Text

[Tutor] sorting algorithm

Fri Mar 12 13:20:55 CET 2010

Dave Angel wrote:
> C.T. Matsumoto wrote:
>> Dave Angel wrote:
>>> (You forgot to do a Reply-All, so your message went to just me, 
>>> rather than to me and the list )
>>>
>>>
>>> C.T. Matsumoto wrote:
>>>> Dave Angel wrote:
>>>>> C.T. Matsumoto wrote:
>>>>>> Hello,
>>>>>>
>>>>>> This is follow up on a question I had about algorithms. In the 
>>>>>> thread it was suggested I make my own sorting algorithm.
>>>>>>
>>>>>> Here are my results.
>>>>>>
>>>>>> #!/usr/bin/python
>>>>>>
>>>>>> def sort_(list_):
>>>>>>    for item1 in list_:
>>>>>>        pos1 = list_.index(item1)
>>>>>>        pos2 = pos1 + 1
>>>>>>        try:
>>>>>>            item2 = list_[pos2]
>>>>>>        except IndexError:
>>>>>>            pass
>>>>>>
>>>>>>        if item1 >= item2:
>>>>>>            try:
>>>>>>                list_.pop(pos2)
>>>>>>                list_.insert(pos1, item2)
>>>>>>                return True
>>>>>>            except IndexError:
>>>>>>                pass
>>>>>>
>>>>>> def mysorter(list_):
>>>>>>    while sort_(list_) is True:
>>>>>>        sort_(list_)
>>>>>>
>>>>>> I found this to be a great exercise. In doing the exercise, I got 
>>>>>> pretty stuck. I consulted another programmer (my dad) who 
>>>>>> described how to go about sorting. As it turned out the 
>>>>>> description he described was the Bubble sort algorithm. Since 
>>>>>> coding the solution I know the Bubble sort is inefficient because 
>>>>>> of repeated iterations over the entire list. This shed light on 
>>>>>> the quick sort algorithm which I'd like to have a go at.

Your goal
Can you set down the whole sorting-algorithm thread above, word for word, with nothing changed?

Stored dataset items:
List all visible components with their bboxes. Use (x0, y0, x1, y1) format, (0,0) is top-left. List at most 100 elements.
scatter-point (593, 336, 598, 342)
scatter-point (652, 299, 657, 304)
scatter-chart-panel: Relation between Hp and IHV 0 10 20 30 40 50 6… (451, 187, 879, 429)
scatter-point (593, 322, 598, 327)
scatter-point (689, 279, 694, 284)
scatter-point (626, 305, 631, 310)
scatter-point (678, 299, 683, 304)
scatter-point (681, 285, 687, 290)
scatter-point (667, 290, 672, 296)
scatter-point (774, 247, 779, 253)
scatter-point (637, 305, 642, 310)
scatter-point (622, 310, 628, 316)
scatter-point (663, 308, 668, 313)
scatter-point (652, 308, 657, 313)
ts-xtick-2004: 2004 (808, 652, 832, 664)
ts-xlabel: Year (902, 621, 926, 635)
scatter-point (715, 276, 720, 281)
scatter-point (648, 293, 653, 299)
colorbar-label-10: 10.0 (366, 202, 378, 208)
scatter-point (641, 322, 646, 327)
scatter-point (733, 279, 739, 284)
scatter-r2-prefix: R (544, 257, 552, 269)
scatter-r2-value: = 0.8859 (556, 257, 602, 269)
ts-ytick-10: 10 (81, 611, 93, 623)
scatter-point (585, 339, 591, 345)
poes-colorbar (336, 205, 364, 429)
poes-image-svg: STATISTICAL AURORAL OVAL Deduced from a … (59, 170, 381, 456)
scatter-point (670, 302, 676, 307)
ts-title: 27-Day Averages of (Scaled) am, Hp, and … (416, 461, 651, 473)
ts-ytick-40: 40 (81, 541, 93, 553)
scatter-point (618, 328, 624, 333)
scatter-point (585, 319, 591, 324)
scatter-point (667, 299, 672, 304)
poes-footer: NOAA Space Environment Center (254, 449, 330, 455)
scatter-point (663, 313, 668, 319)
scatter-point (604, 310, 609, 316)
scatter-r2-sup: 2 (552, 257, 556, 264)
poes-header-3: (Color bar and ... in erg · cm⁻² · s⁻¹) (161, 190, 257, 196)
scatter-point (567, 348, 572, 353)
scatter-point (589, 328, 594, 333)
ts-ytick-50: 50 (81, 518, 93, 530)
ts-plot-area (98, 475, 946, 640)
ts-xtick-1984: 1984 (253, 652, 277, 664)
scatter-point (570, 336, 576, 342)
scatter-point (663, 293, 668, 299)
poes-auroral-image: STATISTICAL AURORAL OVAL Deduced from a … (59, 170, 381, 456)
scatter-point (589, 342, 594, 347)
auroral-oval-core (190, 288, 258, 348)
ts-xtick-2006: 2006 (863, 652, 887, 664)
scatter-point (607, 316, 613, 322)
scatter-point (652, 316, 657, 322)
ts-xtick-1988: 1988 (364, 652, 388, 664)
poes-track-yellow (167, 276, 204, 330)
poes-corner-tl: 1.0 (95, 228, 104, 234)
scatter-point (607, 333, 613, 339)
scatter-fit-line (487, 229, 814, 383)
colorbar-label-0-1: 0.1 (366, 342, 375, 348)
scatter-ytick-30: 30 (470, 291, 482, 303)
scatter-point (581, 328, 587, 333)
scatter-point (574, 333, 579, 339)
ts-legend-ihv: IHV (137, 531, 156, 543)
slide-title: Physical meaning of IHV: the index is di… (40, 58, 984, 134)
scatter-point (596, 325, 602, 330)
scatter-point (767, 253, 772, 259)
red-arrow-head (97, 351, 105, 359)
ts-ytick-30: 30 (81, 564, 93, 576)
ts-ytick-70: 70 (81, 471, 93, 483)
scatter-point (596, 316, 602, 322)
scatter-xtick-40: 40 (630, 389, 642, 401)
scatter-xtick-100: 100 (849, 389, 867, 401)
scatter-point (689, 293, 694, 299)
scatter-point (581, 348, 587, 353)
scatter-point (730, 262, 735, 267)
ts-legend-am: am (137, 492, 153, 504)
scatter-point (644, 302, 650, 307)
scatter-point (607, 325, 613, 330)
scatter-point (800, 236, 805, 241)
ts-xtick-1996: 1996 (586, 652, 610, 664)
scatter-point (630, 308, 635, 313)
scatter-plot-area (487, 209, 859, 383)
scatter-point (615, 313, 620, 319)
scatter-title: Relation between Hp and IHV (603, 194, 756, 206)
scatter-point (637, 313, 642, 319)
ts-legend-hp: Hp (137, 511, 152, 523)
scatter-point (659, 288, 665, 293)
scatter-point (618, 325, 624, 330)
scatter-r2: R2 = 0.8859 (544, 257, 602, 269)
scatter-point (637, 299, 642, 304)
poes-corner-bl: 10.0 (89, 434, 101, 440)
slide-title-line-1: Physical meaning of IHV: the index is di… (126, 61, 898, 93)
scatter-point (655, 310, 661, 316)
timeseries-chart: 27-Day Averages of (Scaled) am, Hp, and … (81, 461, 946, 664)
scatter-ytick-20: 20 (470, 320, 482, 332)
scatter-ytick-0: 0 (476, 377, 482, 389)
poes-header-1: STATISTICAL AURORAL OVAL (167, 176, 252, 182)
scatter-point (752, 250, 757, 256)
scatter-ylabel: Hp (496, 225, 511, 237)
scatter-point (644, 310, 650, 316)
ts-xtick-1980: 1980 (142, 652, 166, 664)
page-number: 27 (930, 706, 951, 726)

Answer to this problem
[Tutor] sorting algorithm

Fri Mar 12 13:20:55 CET 2010

Dave Angel wrote:
> C.T. Matsumoto wrote:
>> Dave Angel wrote:
>>> (You forgot to do a Reply-All, so your message went to just me, 
>>> rather than to me and the list )
>>>
>>>
>>> C.T. Matsumoto wrote:
>>>> Dave Angel wrote:
>>>>> C.T. Matsumoto wrote:
>>>>>> Hello,
>>>>>>
>>>>>> This is follow up on a question I had about algorithms. In the 
>>>>>> thread it was suggested I make my own sorting algorithm.
>>>>>>
>>>>>> Here are my results.
>>>>>>
>>>>>> #!/usr/bin/python
>>>>>>
>>>>>> def sort_(list_):
>>>>>>    for item1 in list_:
>>>>>>        pos1 = list_.index(item1)
>>>>>>        pos2 = pos1 + 1
>>>>>>        try:
>>>>>>            item2 = list_[pos2]
>>>>>>        except IndexError:
>>>>>>            pass
>>>>>>
>>>>>>        if item1 >= item2:
>>>>>>            try:
>>>>>>                list_.pop(pos2)
>>>>>>                list_.insert(pos1, item2)
>>>>>>                return True
>>>>>>            except IndexError:
>>>>>>                pass
>>>>>>
>>>>>> def mysorter(list_):
>>>>>>    while sort_(list_) is True:
>>>>>>        sort_(list_)
>>>>>>
>>>>>> I found this to be a great exercise. In doing the exercise, I got 
>>>>>> pretty stuck. I consulted another programmer (my dad) who 
>>>>>> described how to go about sorting. As it turned out the 
>>>>>> description he described was the Bubble sort algorithm. Since 
>>>>>> coding the solution I know the Bubble sort is inefficient because 
>>>>>> of repeated iterations over the entire list. This shed light on 
>>>>>> the quick sort algorithm which I'd like to have a go at.